*To do*. Every line below that mentions the word "dapi" should be copied out.
= Beginning of Section =
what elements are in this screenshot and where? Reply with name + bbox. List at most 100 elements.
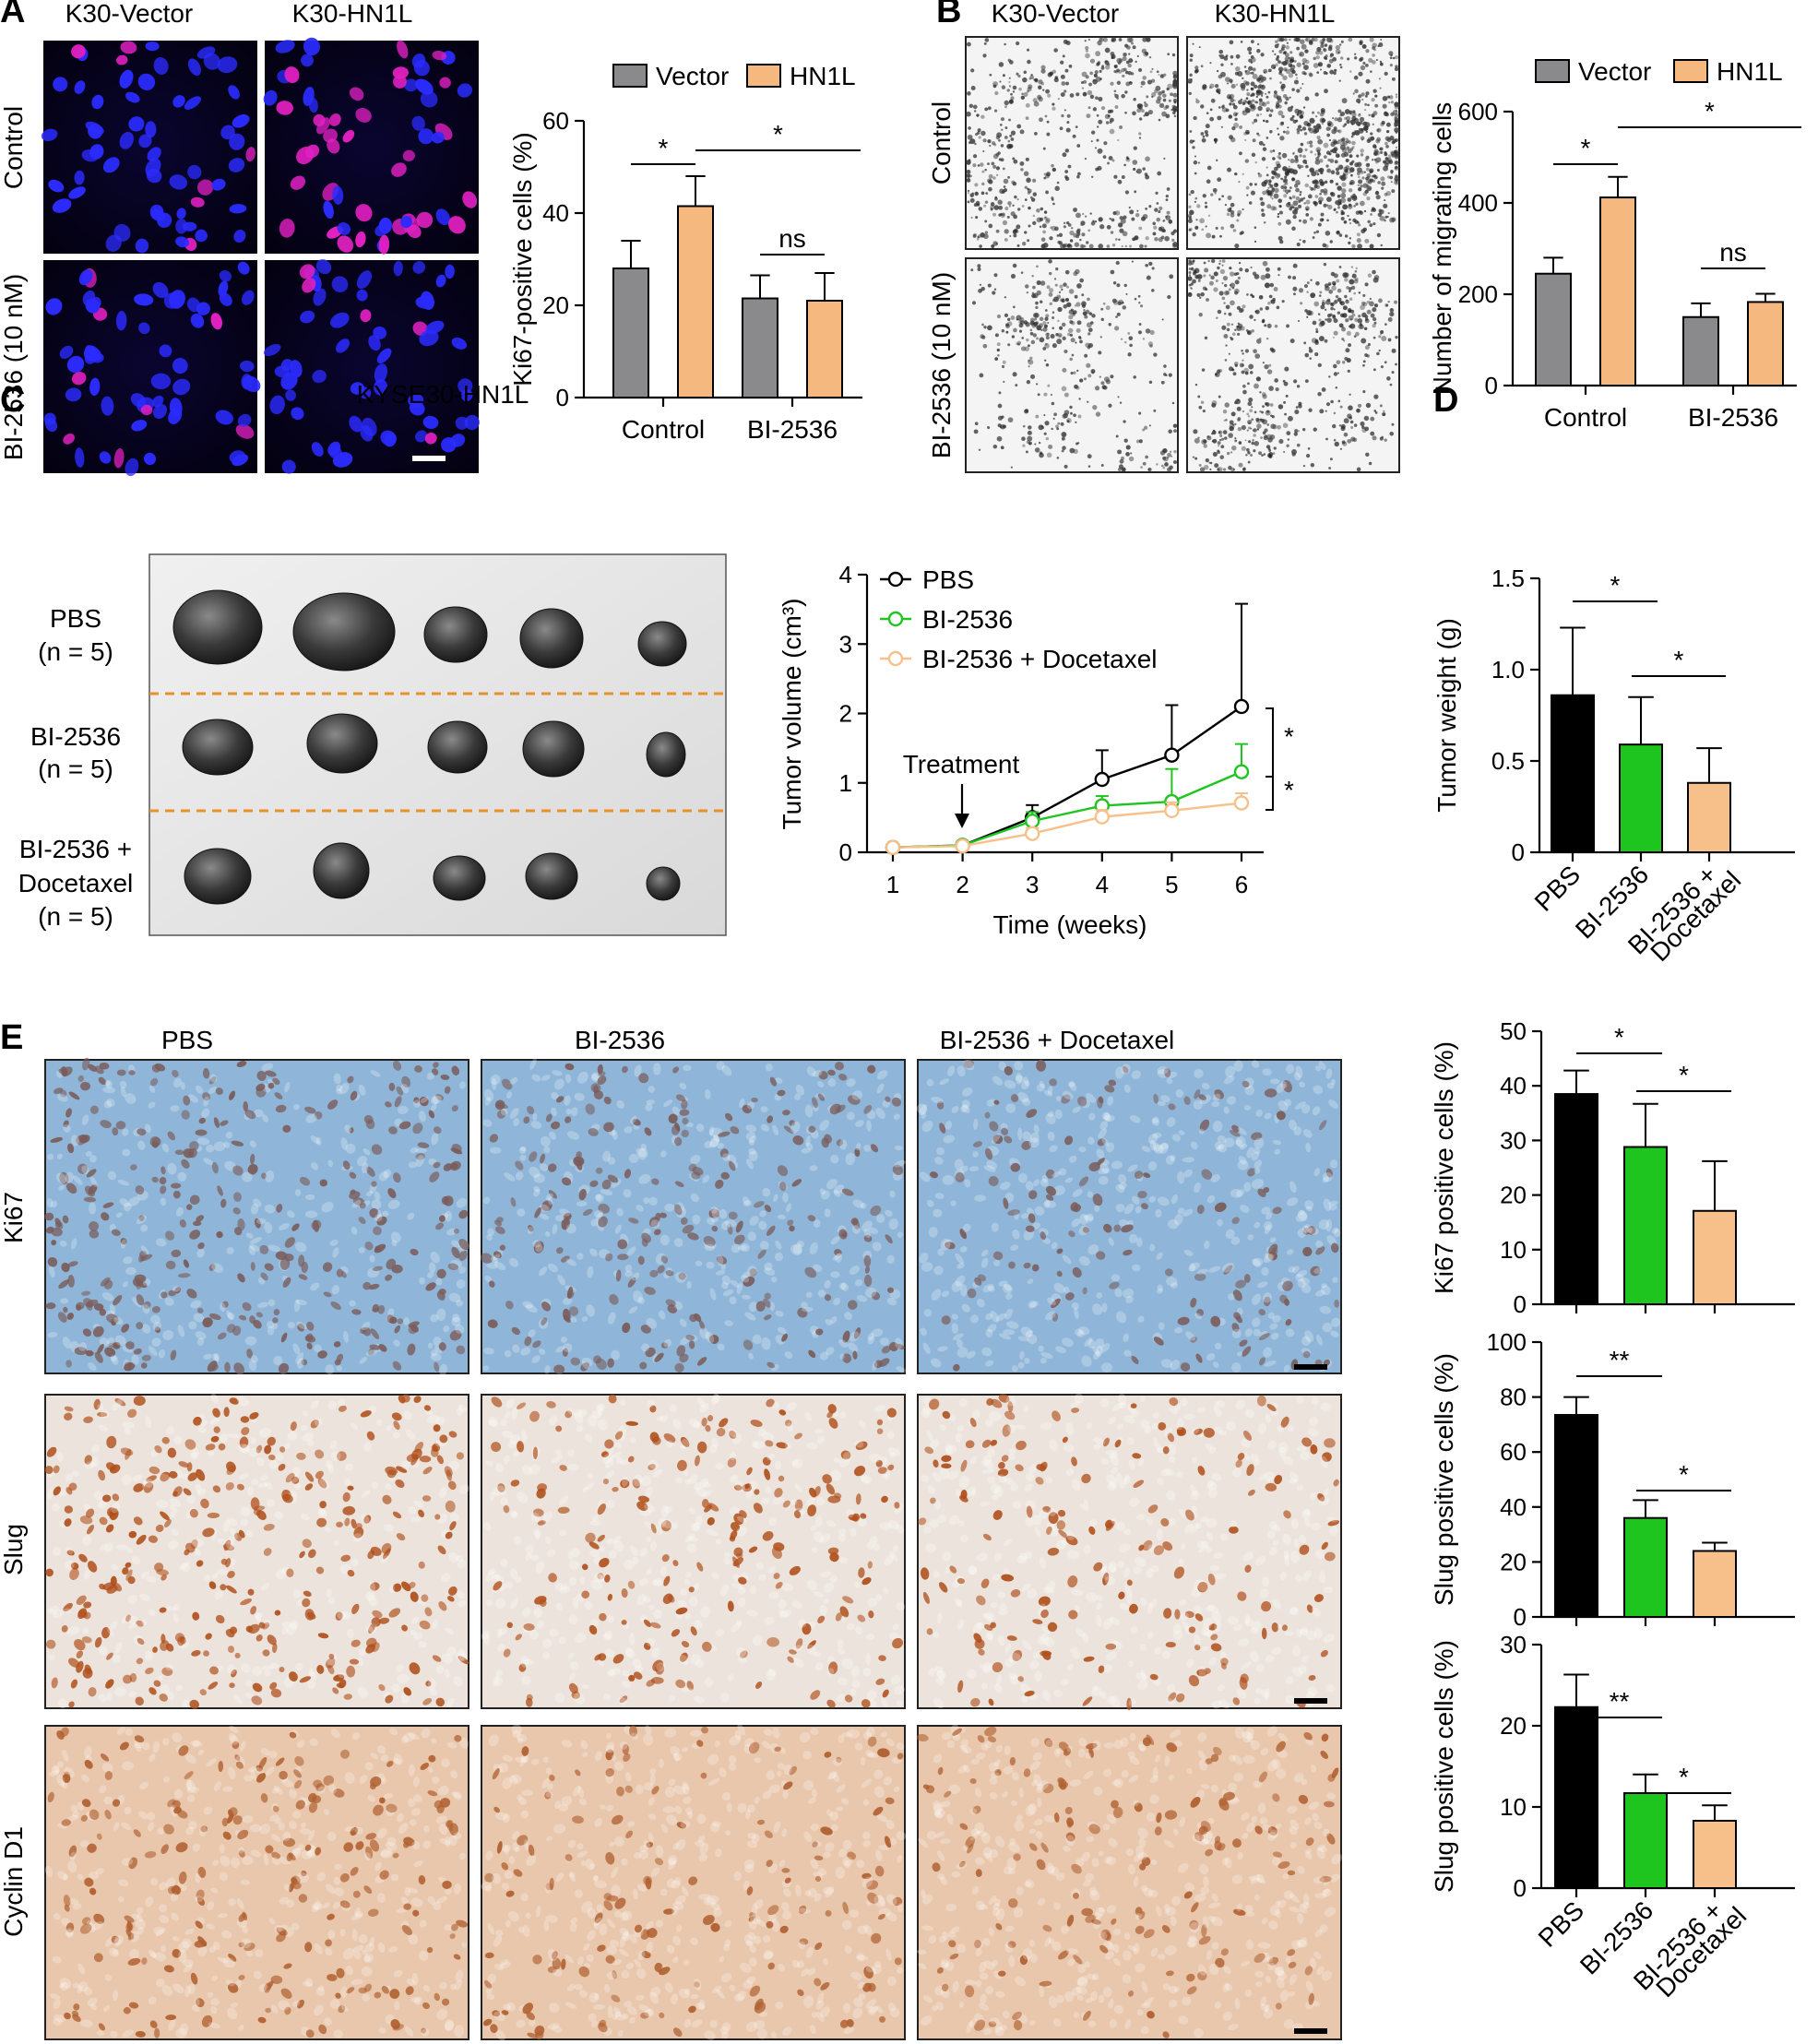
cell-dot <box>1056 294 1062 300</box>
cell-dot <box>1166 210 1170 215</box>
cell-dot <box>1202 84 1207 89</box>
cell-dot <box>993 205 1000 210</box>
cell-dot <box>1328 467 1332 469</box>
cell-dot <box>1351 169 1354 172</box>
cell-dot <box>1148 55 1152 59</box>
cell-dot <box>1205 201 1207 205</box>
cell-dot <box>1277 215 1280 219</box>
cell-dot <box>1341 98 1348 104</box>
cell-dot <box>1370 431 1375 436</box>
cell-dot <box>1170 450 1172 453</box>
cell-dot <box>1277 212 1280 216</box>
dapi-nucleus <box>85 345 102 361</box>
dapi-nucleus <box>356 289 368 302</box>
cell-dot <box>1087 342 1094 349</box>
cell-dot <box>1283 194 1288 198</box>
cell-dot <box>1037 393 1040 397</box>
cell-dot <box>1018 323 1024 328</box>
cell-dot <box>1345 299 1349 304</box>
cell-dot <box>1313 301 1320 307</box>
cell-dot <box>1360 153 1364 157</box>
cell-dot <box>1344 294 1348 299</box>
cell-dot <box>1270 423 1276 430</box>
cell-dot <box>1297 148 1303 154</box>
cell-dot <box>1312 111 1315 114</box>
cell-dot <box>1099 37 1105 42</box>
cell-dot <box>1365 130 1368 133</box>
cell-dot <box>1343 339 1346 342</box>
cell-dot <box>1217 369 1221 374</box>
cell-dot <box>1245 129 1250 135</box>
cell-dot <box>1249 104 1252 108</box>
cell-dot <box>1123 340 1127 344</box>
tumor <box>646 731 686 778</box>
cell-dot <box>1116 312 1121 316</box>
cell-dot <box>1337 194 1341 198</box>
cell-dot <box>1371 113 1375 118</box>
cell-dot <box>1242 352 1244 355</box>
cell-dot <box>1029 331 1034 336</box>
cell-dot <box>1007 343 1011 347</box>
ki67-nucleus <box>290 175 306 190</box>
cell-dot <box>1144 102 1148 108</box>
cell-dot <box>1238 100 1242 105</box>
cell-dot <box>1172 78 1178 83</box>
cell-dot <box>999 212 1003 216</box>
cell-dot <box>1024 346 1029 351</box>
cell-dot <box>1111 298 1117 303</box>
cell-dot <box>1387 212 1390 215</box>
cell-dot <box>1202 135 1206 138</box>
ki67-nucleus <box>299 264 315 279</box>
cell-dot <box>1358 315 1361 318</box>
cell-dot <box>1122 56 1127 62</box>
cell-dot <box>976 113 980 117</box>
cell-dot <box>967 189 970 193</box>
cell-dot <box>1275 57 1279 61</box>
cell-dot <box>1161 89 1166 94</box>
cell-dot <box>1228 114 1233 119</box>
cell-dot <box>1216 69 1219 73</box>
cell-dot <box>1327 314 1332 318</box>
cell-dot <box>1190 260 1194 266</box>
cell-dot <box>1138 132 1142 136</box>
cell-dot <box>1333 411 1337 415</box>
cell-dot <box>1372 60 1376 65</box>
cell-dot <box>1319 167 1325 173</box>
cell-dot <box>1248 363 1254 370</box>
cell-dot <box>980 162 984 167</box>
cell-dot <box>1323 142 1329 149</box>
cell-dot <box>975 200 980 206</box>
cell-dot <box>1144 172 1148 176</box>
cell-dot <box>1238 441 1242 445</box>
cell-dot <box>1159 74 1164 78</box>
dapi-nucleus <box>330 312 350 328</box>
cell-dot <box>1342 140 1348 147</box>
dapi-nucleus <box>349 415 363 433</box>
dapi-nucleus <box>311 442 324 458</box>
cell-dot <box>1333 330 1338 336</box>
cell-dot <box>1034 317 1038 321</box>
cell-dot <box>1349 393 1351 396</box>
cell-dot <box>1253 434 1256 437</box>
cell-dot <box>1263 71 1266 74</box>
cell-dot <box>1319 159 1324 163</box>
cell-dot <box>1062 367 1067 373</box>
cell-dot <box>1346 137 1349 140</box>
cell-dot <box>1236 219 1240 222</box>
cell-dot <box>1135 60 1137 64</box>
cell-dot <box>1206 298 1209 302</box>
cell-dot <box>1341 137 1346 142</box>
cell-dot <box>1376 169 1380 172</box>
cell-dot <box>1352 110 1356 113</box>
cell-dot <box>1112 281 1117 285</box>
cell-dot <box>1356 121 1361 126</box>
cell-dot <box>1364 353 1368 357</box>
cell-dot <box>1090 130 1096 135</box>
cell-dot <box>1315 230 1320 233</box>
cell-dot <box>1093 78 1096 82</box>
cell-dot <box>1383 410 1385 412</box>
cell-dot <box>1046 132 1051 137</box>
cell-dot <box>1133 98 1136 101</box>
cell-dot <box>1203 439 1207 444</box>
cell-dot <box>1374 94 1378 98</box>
= End of Section =
*Result for this exercise*.
dapi-nucleus <box>85 345 102 361</box>
dapi-nucleus <box>356 289 368 302</box>
dapi-nucleus <box>330 312 350 328</box>
dapi-nucleus <box>349 415 363 433</box>
dapi-nucleus <box>311 442 324 458</box>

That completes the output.